Task statement :: Output every entry exactly as written.

Data for the task ::
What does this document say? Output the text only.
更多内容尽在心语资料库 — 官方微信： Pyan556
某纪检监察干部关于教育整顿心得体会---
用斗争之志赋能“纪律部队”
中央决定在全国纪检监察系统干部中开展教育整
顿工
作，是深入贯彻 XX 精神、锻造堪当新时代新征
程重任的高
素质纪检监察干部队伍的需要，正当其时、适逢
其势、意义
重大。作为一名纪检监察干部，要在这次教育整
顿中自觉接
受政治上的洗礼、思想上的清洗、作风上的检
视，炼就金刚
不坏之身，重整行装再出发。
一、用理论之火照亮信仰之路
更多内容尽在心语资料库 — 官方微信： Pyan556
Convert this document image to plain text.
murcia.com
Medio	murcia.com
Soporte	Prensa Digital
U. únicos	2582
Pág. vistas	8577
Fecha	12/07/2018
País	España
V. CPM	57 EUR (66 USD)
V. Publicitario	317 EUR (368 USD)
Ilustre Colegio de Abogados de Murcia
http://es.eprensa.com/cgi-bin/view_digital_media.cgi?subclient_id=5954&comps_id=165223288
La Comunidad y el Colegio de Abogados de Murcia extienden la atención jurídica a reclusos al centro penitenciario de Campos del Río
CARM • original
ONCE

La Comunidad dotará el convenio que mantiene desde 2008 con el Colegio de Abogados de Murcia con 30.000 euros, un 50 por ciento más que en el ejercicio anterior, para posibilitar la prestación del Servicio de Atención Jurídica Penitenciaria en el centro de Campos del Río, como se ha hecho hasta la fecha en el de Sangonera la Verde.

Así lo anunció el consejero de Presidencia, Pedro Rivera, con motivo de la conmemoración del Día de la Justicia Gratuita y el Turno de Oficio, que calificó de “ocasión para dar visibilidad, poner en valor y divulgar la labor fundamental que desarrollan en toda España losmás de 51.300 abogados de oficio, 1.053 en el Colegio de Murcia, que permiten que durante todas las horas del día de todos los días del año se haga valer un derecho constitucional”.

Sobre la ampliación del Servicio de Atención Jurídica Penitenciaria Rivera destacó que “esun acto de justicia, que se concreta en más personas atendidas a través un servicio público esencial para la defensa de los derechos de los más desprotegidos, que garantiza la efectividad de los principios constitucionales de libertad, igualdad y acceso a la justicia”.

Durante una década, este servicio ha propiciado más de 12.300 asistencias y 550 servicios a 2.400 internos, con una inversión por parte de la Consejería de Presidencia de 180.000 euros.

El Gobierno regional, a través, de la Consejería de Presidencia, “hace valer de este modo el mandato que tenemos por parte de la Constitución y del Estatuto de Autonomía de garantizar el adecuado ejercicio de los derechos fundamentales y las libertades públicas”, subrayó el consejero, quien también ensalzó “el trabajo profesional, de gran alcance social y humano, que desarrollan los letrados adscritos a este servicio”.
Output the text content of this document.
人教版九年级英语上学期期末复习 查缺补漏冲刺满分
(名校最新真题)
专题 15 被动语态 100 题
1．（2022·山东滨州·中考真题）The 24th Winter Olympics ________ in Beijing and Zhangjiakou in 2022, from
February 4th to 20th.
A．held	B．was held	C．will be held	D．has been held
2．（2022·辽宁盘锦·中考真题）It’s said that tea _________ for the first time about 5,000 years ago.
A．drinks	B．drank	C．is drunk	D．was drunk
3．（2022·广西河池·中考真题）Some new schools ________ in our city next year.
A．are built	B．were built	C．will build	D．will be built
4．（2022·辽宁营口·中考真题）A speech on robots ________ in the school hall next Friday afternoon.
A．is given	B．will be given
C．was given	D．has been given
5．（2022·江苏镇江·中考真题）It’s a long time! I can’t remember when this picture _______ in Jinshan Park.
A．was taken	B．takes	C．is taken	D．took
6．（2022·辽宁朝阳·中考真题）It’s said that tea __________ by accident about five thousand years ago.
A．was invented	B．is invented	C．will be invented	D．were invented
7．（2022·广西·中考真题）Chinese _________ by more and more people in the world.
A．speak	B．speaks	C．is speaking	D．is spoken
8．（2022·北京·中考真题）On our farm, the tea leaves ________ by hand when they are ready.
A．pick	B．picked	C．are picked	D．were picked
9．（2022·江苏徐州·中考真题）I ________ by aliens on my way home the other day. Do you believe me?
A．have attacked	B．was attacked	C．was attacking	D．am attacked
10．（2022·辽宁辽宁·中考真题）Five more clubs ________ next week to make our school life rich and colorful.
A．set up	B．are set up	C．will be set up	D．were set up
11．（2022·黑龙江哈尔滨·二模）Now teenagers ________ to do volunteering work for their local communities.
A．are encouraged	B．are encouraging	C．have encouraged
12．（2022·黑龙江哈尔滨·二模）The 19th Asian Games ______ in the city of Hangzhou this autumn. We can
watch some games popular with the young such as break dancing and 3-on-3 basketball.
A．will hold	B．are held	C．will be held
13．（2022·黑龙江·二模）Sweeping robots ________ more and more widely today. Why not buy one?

Answer for this exercise ::
What does this document say? Output the text only.
更多内容尽在心语资料库 — 官方微信： Pyan556
某纪检监察干部关于教育整顿心得体会---
用斗争之志赋能“纪律部队”
中央决定在全国纪检监察系统干部中开展教育整
顿工
作，是深入贯彻 XX 精神、锻造堪当新时代新征
程重任的高
素质纪检监察干部队伍的需要，正当其时、适逢
其势、意义
重大。作为一名纪检监察干部，要在这次教育整
顿中自觉接
受政治上的洗礼、思想上的清洗、作风上的检
视，炼就金刚
不坏之身，重整行装再出发。
一、用理论之火照亮信仰之路
更多内容尽在心语资料库 — 官方微信： Pyan556
Convert this document image to plain text.
murcia.com
Medio	murcia.com
Soporte	Prensa Digital
U. únicos	2582
Pág. vistas	8577
Fecha	12/07/2018
País	España
V. CPM	57 EUR (66 USD)
V. Publicitario	317 EUR (368 USD)
Ilustre Colegio de Abogados de Murcia
http://es.eprensa.com/cgi-bin/view_digital_media.cgi?subclient_id=5954&comps_id=165223288
La Comunidad y el Colegio de Abogados de Murcia extienden la atención jurídica a reclusos al centro penitenciario de Campos del Río
CARM • original
ONCE

La Comunidad dotará el convenio que mantiene desde 2008 con el Colegio de Abogados de Murcia con 30.000 euros, un 50 por ciento más que en el ejercicio anterior, para posibilitar la prestación del Servicio de Atención Jurídica Penitenciaria en el centro de Campos del Río, como se ha hecho hasta la fecha en el de Sangonera la Verde.

Así lo anunció el consejero de Presidencia, Pedro Rivera, con motivo de la conmemoración del Día de la Justicia Gratuita y el Turno de Oficio, que calificó de “ocasión para dar visibilidad, poner en valor y divulgar la labor fundamental que desarrollan en toda España losmás de 51.300 abogados de oficio, 1.053 en el Colegio de Murcia, que permiten que durante todas las horas del día de todos los días del año se haga valer un derecho constitucional”.

Sobre la ampliación del Servicio de Atención Jurídica Penitenciaria Rivera destacó que “esun acto de justicia, que se concreta en más personas atendidas a través un servicio público esencial para la defensa de los derechos de los más desprotegidos, que garantiza la efectividad de los principios constitucionales de libertad, igualdad y acceso a la justicia”.

Durante una década, este servicio ha propiciado más de 12.300 asistencias y 550 servicios a 2.400 internos, con una inversión por parte de la Consejería de Presidencia de 180.000 euros.

El Gobierno regional, a través, de la Consejería de Presidencia, “hace valer de este modo el mandato que tenemos por parte de la Constitución y del Estatuto de Autonomía de garantizar el adecuado ejercicio de los derechos fundamentales y las libertades públicas”, subrayó el consejero, quien también ensalzó “el trabajo profesional, de gran alcance social y humano, que desarrollan los letrados adscritos a este servicio”.
Output the text content of this document.
人教版九年级英语上学期期末复习 查缺补漏冲刺满分
(名校最新真题)
专题 15 被动语态 100 题
1．（2022·山东滨州·中考真题）The 24th Winter Olympics ________ in Beijing and Zhangjiakou in 2022, from
February 4th to 20th.
A．held	B．was held	C．will be held	D．has been held
2．（2022·辽宁盘锦·中考真题）It’s said that tea _________ for the first time about 5,000 years ago.
A．drinks	B．drank	C．is drunk	D．was drunk
3．（2022·广西河池·中考真题）Some new schools ________ in our city next year.
A．are built	B．were built	C．will build	D．will be built
4．（2022·辽宁营口·中考真题）A speech on robots ________ in the school hall next Friday afternoon.
A．is given	B．will be given
C．was given	D．has been given
5．（2022·江苏镇江·中考真题）It’s a long time! I can’t remember when this picture _______ in Jinshan Park.
A．was taken	B．takes	C．is taken	D．took
6．（2022·辽宁朝阳·中考真题）It’s said that tea __________ by accident about five thousand years ago.
A．was invented	B．is invented	C．will be invented	D．were invented
7．（2022·广西·中考真题）Chinese _________ by more and more people in the world.
A．speak	B．speaks	C．is speaking	D．is spoken
8．（2022·北京·中考真题）On our farm, the tea leaves ________ by hand when they are ready.
A．pick	B．picked	C．are picked	D．were picked
9．（2022·江苏徐州·中考真题）I ________ by aliens on my way home the other day. Do you believe me?
A．have attacked	B．was attacked	C．was attacking	D．am attacked
10．（2022·辽宁辽宁·中考真题）Five more clubs ________ next week to make our school life rich and colorful.
A．set up	B．are set up	C．will be set up	D．were set up
11．（2022·黑龙江哈尔滨·二模）Now teenagers ________ to do volunteering work for their local communities.
A．are encouraged	B．are encouraging	C．have encouraged
12．（2022·黑龙江哈尔滨·二模）The 19th Asian Games ______ in the city of Hangzhou this autumn. We can
watch some games popular with the young such as break dancing and 3-on-3 basketball.
A．will hold	B．are held	C．will be held
13．（2022·黑龙江·二模）Sweeping robots ________ more and more widely today. Why not buy one?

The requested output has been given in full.